## What to work on
(A) How would you translate this sentence from the article on UK climate-risk reporting into Spanish: "Meanwhile, the UK government has indicated that mandatory TCFD reporting is on its way."
(B) Can you retype, word for word, the portion of the article on UK climate-risk reporting that opens with the words containing "This week the" and closes with "with reporting requirements."?
[[ Text shown, beginning ]]
Like it or not, the climate-risk reporting of UK companies is about to come under close scrutiny.
This week the UK’s corporate reporting watchdog, the Financial Reporting Council (FRC), revealed that it will review how companies and their auditors “assess and report” the impact of climate change.
That should come as no surprise. Recent studies and campaigning have focused on relatively poor quality reporting on sustainability and climate leaving close observers with little doubt that many companies are yet to fully engage with reporting climate issues, prompting questions about how they are actually addressing real-world risks.
Politicians and regulators have signalled for some time now that reporting is the frontline in the corporate effort to counter global warming. The FRC said this week that it would look at a raft of issues underlying UK climate reporting by reviewing a sample of company reports and accounts to examine the level of “compliance” with reporting requirements.
This will include a close look at whether companies are reporting in line with recommendations from the Task Force for Climate-related Financial Disclosures (TCFD), a body of the G20’s Financial Stability Board, which produced a guide to presenting climate risks in 2017. The TCFD itself has signalled disappointment with take-up of its guidance.
Meanwhile, the UK government has indicated that mandatory TCFD reporting is on its way.
The FRC will also look at a sample of audits to see how auditors are “ensuring” climate risks are reflected in UK corporate reporting. There will also be scrutiny of disclosures under the UK Corporate Governance Code’s demands for reporting risk and “long-term factors” affecting company viability.
[[ Text shown, end ]]
[[ Given information, beginning ]]
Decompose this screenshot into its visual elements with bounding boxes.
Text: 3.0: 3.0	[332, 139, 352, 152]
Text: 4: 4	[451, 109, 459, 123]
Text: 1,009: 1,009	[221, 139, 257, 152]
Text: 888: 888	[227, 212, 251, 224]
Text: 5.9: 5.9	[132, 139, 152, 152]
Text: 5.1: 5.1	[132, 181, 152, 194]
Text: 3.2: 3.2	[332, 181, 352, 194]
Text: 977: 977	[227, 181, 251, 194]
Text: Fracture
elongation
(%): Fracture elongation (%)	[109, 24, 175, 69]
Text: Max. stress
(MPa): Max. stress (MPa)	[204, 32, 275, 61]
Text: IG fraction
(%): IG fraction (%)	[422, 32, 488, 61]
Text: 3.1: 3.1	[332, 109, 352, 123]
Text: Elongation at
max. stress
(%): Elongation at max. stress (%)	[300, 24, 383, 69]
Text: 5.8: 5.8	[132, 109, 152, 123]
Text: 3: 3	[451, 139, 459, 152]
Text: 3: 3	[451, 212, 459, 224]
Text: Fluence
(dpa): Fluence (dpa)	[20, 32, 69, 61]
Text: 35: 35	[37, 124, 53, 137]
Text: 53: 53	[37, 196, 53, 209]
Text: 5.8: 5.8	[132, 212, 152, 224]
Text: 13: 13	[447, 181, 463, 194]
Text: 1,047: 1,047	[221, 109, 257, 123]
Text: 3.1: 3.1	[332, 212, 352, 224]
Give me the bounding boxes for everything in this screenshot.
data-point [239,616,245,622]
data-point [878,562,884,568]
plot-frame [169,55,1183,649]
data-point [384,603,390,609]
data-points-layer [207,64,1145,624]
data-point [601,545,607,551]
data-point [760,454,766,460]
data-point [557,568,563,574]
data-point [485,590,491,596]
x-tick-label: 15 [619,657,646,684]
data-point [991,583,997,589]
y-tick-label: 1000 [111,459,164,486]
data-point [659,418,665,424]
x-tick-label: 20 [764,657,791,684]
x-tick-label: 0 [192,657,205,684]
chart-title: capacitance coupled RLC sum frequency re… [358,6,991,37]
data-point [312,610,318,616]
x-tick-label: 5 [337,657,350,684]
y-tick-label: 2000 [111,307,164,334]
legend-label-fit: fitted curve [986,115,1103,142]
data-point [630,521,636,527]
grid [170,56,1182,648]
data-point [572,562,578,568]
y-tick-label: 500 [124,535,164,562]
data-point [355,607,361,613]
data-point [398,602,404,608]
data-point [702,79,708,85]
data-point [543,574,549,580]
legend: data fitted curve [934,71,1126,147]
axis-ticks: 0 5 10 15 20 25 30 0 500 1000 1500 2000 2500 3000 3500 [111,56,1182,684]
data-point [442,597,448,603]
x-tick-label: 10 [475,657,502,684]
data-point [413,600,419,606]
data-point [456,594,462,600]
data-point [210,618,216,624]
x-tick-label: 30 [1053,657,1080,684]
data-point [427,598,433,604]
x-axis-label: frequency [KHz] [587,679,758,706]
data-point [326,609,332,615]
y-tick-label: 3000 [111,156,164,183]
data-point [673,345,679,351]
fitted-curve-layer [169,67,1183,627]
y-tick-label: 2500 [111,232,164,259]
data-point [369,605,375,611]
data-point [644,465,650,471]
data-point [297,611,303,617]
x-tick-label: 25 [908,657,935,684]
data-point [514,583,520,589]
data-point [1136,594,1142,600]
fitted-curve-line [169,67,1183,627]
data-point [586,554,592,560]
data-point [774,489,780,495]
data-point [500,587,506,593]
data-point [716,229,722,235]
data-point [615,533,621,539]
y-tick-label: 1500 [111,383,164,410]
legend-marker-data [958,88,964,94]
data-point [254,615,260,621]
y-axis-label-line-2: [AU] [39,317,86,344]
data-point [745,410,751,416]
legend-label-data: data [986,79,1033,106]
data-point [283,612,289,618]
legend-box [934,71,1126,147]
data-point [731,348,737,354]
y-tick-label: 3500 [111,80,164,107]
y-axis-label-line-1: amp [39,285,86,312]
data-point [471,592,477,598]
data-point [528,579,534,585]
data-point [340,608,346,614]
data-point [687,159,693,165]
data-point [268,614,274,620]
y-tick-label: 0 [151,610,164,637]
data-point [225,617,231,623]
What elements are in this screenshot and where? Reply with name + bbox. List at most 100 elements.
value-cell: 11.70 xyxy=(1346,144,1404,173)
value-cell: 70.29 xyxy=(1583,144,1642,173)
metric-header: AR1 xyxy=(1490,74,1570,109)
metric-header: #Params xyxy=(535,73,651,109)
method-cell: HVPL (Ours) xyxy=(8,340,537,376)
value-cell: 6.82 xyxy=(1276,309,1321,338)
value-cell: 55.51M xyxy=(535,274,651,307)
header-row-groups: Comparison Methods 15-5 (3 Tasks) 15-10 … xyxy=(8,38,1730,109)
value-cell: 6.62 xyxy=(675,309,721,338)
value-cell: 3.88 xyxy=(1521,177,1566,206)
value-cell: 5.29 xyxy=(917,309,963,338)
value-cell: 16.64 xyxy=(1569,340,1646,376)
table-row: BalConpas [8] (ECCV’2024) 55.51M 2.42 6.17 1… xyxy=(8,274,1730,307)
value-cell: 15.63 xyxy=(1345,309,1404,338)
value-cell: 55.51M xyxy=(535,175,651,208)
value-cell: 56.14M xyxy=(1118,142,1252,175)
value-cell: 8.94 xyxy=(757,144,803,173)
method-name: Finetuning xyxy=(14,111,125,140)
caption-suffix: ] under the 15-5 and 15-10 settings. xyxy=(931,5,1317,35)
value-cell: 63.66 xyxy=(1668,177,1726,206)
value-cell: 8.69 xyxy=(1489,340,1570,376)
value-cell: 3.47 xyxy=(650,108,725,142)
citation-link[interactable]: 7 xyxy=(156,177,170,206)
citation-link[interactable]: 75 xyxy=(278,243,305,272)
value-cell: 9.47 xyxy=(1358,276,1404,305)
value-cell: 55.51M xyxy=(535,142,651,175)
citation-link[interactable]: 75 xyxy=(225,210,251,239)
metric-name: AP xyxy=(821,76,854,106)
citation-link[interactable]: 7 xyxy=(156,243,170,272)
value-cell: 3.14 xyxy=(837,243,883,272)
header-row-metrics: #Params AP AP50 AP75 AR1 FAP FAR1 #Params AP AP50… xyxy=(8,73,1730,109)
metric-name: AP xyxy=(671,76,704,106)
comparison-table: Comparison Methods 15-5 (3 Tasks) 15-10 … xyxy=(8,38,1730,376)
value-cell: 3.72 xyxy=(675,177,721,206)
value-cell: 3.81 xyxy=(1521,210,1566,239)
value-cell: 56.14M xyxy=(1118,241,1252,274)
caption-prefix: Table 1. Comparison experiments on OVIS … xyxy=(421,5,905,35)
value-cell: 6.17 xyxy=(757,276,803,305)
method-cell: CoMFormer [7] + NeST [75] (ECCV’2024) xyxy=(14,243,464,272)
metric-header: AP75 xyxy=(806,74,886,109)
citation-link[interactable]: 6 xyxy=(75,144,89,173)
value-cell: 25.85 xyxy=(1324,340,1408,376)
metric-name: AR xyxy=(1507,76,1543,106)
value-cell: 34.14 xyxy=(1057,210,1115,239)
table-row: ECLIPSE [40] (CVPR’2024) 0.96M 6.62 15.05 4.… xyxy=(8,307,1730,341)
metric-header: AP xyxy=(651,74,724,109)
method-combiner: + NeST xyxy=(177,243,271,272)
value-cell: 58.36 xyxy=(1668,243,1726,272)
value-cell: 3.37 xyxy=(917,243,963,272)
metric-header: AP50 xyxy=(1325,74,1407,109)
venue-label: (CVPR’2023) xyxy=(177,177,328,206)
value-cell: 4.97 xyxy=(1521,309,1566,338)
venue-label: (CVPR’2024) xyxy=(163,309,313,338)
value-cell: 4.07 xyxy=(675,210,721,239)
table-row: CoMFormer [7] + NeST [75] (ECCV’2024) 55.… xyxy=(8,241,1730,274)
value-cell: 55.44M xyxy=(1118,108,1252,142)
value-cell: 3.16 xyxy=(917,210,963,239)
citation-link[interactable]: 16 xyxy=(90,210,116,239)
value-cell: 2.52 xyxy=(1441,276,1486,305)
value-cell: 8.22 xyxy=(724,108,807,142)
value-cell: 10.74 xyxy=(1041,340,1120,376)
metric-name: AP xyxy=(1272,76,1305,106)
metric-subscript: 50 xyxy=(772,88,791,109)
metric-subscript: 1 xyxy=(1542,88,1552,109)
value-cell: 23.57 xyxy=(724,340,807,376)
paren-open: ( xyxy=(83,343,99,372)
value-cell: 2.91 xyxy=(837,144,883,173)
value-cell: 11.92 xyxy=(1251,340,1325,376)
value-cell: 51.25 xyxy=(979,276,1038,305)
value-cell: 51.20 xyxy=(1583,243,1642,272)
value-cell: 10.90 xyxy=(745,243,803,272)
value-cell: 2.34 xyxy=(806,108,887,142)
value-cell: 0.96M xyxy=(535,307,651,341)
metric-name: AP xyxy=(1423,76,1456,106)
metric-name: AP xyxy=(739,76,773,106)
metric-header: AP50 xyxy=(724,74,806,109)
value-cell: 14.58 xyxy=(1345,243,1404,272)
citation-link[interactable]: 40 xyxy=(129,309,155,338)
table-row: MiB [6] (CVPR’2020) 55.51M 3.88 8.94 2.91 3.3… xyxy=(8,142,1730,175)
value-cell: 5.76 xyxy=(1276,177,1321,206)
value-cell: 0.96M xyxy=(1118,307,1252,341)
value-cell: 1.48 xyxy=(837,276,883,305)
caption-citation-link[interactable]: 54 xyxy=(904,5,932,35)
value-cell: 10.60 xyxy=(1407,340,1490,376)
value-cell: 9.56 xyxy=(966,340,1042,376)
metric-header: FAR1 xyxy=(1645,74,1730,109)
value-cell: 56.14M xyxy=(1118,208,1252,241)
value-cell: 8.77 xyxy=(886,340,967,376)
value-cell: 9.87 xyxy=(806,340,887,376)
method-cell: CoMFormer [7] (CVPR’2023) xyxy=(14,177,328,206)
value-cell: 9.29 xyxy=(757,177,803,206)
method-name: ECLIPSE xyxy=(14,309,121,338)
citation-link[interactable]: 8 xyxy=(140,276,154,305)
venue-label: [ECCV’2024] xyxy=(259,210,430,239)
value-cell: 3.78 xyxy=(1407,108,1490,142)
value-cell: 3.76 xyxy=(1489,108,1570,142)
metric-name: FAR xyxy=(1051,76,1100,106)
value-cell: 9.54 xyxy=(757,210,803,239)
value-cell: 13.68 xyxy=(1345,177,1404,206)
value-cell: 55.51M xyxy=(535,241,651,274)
[[ Given information, end ]]
## Exercise answers
(A) Mientras tanto, el gobierno del Reino Unido ha indicado que la presentación obligatoria de informes conforme al TCFD está en camino.

(B)
This week the UK’s corporate reporting watchdog, the Financial Reporting Council (FRC), revealed that it will review how companies and their auditors “assess and report” the impact of climate change.
That should come as no surprise. Recent studies and campaigning have focused on relatively poor quality reporting on sustainability and climate leaving close observers with little doubt that many companies are yet to fully engage with reporting climate issues, prompting questions about how they are actually addressing real-world risks.
Politicians and regulators have signalled for some time now that reporting is the frontline in the corporate effort to counter global warming. The FRC said this week that it would look at a raft of issues underlying UK climate reporting by reviewing a sample of company reports and accounts to examine the level of “compliance” with reporting requirements.